AIM OF THE EXERCISE | Report the number of lines in these entries that contain "绿色中国". Write only the number.

Extracted data entries |
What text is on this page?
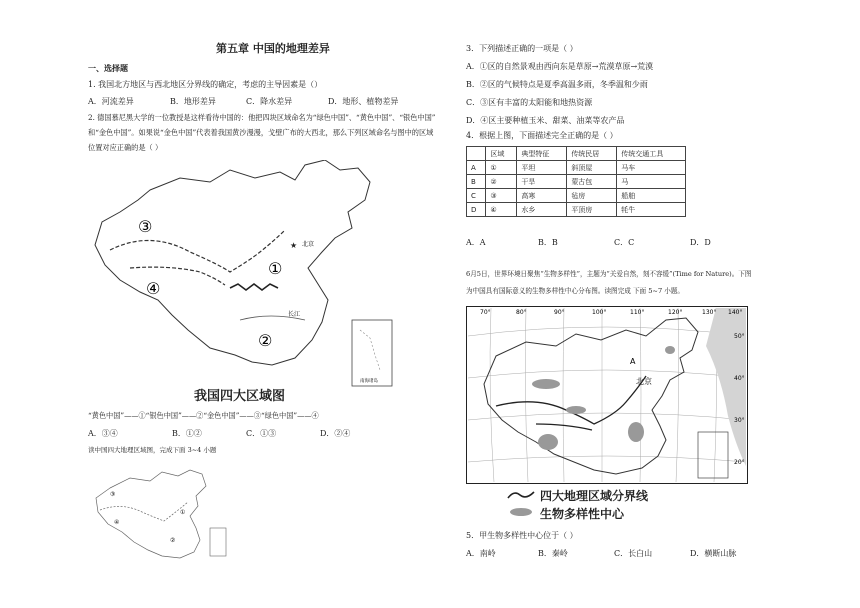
第五章 中国的地理差异
一、选择题
1. 我国北方地区与西北地区分界线的确定，考虑的主导因素是（）
A．河流差异	B．地形差异	C．降水差异	D．地形、植物差异
2. 德国慕尼黑大学的一位教授是这样看待中国的：他把四块区域命名为“绿色中国”、“黄色中国”、“银色中国”
和“金色中国”。如果说“金色中国”代表着我国黄沙漫漫，戈壁广布的大西北，那么下列区域命名与图中的区域
位置对应正确的是（ ）
③
①
④
②
★ 北京
长江
南海诸岛
我国四大区域图
“黄色中国”——①“银色中国”——②“金色中国”——③“绿色中国”——④
A．③④	B．①②	C．①③	D．②④
读中国四大地理区域图，完成下面 3~4 小题
③
①
④
②
3．下列描述正确的一项是（ ）
A．①区的自然景观由西向东是草原→荒漠草原→荒漠
B．②区的气候特点是夏季高温多雨，冬季温和少雨
C．③区有丰富的太阳能和地热资源
D．④区主要种植玉米、甜菜、油菜等农产品
4．根据上图，下面描述完全正确的是（ ）
	区域	典型特征	传统民居	传统交通工具
A	①	平坦	斜顶屋	马车
B	②	干旱	蒙古包	马
C	③	高寒	毡房	船舶
D	④	水乡	平顶房	牦牛
A．A	B．B	C．C	D．D
6月5日，世界环境日聚焦“生物多样性”，主题为“关爱自然，刻不容缓”(Time for Nature)。下图
为中国具有国际意义的生物多样性中心分布图。读图完成 下面 5~7 小题。
70°	80°	90°	100°	110°	120°	130° 140°
50°
40°
30°
20°
北京
A
四大地理区域分界线
生物多样性中心
5．甲生物多样性中心位于（ ）
A．南岭	B．秦岭	C．长白山	D．横断山脉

OUTPUT | 2